GIVEN PROBLEM:
Collect all lines below with the string "right".

Figure content listings:
— Start —
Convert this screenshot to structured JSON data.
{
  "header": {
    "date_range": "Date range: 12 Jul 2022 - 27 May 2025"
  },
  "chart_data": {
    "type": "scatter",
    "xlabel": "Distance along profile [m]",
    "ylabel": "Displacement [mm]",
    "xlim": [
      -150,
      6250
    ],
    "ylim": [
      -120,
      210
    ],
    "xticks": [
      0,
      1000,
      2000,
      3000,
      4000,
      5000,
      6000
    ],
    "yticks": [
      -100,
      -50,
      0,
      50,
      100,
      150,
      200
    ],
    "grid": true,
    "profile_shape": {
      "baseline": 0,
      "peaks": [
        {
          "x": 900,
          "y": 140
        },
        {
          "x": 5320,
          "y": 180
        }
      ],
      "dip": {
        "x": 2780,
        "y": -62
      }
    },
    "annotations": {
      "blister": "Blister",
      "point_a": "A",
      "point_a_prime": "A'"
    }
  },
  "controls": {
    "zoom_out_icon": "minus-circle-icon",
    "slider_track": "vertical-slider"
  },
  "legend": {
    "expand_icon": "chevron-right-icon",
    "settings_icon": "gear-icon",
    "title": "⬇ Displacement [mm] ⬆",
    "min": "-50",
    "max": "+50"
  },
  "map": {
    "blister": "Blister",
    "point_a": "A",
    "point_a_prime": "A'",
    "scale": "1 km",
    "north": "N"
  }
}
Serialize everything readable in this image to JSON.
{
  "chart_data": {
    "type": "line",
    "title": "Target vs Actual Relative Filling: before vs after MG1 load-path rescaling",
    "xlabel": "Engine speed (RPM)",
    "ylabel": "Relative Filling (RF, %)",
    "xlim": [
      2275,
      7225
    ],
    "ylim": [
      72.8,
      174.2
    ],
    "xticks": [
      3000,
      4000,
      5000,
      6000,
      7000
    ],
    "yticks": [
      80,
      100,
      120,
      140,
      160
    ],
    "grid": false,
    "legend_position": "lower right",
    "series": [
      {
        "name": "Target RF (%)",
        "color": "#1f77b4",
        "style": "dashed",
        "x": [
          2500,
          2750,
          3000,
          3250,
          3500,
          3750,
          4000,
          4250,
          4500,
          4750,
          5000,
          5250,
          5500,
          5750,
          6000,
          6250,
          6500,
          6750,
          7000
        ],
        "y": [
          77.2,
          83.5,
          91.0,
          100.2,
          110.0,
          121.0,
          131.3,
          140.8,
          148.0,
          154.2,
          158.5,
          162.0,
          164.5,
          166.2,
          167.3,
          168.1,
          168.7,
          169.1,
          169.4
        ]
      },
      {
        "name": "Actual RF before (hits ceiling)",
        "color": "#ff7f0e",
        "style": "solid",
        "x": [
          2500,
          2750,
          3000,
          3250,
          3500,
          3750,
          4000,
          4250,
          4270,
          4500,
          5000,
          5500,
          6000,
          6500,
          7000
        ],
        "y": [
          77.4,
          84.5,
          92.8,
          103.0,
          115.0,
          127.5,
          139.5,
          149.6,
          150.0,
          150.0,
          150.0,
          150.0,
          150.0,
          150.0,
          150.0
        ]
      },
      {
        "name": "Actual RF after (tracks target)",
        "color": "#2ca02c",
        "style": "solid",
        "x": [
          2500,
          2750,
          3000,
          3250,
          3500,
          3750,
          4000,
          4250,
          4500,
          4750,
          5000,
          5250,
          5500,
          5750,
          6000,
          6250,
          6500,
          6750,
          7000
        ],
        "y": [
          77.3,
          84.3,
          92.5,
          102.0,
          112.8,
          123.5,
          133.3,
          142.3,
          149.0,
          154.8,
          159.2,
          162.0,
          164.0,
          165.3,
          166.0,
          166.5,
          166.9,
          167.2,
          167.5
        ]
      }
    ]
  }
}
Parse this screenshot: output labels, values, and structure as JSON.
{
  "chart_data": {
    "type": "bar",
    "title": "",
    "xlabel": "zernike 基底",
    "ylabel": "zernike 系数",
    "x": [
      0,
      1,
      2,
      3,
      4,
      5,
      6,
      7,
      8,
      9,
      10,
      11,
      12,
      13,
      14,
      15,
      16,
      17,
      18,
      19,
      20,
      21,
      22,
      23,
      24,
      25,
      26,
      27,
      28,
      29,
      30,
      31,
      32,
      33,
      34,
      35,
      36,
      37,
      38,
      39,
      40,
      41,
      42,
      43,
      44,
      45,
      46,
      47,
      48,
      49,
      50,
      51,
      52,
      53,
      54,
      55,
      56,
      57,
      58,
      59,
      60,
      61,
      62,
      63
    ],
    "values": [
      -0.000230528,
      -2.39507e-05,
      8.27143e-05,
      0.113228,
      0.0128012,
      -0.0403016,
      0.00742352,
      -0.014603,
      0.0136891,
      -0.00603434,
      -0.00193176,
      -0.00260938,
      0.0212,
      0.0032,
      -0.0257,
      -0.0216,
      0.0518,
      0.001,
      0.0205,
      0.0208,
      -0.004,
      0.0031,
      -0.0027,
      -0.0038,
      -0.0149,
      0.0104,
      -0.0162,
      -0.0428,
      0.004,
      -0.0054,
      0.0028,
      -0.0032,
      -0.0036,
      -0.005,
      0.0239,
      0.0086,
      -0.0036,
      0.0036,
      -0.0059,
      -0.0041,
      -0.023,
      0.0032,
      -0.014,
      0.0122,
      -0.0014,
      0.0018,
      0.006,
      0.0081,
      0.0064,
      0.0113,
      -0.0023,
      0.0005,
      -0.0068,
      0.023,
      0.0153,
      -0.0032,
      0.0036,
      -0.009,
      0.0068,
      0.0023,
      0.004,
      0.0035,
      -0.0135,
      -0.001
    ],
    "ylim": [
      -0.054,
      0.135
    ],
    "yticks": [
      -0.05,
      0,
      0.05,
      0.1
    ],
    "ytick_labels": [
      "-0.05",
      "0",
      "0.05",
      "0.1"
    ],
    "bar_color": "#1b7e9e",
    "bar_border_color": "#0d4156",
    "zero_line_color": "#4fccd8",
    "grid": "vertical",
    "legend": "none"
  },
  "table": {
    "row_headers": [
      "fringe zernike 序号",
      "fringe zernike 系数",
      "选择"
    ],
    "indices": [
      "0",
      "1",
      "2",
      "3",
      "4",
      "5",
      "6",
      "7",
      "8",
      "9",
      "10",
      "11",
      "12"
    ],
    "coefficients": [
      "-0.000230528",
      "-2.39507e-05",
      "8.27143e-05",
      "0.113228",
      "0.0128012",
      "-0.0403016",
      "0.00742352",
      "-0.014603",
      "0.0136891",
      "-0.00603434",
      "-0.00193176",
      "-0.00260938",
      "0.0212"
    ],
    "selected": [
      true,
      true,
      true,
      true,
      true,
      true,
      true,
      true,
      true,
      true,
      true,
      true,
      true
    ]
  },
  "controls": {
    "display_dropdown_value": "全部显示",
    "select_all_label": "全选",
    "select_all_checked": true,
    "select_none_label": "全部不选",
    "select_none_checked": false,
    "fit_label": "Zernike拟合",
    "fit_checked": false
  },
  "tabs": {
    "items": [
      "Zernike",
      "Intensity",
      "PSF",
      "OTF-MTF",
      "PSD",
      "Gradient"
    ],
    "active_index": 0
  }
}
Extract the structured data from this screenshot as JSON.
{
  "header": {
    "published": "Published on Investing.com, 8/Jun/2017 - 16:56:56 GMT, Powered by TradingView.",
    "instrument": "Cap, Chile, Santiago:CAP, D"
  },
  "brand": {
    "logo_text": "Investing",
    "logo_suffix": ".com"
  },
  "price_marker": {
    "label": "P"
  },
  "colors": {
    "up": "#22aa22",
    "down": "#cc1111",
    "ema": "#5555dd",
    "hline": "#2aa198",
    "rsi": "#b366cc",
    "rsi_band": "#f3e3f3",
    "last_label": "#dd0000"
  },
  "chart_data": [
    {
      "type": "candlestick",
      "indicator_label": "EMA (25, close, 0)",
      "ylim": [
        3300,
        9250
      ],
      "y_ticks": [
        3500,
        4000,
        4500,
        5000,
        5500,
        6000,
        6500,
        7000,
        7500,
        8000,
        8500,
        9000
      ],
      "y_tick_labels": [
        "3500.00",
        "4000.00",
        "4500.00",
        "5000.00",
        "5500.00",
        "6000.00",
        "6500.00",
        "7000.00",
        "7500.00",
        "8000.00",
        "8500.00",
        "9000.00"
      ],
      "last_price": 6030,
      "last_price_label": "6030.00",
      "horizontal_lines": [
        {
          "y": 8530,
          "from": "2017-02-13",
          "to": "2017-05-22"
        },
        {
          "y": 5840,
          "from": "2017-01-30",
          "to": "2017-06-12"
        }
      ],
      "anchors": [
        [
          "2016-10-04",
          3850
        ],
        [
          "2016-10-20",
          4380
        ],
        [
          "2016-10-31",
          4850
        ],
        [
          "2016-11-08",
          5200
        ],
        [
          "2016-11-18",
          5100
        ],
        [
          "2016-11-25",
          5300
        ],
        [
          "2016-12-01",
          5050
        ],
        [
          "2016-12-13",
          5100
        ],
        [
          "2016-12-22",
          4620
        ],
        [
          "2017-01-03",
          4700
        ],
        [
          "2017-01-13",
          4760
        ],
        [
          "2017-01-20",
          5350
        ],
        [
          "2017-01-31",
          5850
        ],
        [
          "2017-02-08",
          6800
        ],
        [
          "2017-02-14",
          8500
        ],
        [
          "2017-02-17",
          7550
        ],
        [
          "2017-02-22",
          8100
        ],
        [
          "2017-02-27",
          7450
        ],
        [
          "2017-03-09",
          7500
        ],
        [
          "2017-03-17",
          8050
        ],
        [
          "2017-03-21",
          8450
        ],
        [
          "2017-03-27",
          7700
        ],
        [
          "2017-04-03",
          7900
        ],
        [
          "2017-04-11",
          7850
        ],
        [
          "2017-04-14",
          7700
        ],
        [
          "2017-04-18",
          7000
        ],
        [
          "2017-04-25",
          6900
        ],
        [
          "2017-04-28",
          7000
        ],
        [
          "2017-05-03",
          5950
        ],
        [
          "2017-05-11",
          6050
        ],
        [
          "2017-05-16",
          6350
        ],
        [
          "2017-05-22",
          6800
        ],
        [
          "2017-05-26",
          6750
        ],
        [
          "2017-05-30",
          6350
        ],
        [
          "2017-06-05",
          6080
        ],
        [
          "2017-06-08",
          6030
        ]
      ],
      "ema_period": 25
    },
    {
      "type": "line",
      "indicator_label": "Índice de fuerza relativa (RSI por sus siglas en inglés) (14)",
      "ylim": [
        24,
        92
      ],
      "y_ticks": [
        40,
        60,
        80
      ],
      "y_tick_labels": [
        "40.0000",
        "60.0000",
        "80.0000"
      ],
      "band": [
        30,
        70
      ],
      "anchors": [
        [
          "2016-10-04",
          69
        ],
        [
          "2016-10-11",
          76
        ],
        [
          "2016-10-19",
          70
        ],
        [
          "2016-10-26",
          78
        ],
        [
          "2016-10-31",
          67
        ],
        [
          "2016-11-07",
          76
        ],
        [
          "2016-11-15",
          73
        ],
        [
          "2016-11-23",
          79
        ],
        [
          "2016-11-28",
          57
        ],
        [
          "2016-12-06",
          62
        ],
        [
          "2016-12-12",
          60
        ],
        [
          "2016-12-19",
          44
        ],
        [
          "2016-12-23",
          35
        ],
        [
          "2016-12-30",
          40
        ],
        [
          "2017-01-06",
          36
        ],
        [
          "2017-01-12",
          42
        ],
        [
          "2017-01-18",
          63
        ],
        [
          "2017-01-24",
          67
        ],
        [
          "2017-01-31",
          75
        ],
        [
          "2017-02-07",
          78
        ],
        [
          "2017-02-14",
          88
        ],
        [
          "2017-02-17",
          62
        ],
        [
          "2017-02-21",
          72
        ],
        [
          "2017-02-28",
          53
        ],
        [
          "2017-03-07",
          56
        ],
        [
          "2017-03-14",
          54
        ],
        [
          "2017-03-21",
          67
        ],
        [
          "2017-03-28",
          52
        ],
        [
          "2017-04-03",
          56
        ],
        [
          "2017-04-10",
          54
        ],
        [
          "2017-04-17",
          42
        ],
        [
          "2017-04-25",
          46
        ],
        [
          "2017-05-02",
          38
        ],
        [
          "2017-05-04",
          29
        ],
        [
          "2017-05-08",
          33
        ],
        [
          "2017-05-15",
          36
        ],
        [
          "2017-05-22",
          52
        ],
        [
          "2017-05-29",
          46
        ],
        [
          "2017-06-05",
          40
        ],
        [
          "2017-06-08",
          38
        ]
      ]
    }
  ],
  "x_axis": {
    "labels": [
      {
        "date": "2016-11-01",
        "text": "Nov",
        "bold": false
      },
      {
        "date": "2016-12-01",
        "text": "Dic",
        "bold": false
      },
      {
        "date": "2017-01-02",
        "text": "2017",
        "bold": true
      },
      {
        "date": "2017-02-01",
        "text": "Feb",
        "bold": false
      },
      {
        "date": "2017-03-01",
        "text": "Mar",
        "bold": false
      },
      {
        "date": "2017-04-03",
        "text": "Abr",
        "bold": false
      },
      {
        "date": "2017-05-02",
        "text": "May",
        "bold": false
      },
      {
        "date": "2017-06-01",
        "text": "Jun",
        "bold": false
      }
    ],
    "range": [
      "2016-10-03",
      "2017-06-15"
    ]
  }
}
— End —
OUTPUT OF THE TASK:
    "expand_icon": "chevron-right-icon",
    "legend_position": "lower right",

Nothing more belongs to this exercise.